• _Task goal_:
Give only the number of lines in the listing below where the string "clocks" occurs.

Stored records

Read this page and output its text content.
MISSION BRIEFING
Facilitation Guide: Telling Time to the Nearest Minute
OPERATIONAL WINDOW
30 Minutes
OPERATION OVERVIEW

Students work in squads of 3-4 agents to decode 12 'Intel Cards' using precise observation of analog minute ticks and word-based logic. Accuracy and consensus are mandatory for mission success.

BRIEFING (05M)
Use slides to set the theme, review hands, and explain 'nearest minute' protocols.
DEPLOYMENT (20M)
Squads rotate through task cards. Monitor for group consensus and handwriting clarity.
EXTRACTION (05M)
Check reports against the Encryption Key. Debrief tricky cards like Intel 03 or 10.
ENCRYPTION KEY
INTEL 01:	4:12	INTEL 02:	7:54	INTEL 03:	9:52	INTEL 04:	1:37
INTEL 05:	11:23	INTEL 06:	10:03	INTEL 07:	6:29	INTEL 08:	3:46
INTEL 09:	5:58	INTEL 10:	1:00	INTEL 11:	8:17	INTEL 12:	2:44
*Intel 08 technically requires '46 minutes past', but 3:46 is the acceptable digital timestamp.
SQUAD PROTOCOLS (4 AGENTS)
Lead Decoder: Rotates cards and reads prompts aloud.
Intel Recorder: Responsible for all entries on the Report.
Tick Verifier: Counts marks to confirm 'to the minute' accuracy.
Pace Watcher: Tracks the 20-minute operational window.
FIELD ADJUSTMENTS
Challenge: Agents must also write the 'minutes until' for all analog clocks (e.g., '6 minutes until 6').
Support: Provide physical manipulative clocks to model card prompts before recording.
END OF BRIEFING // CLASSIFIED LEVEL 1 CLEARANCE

• _Correct result_:
2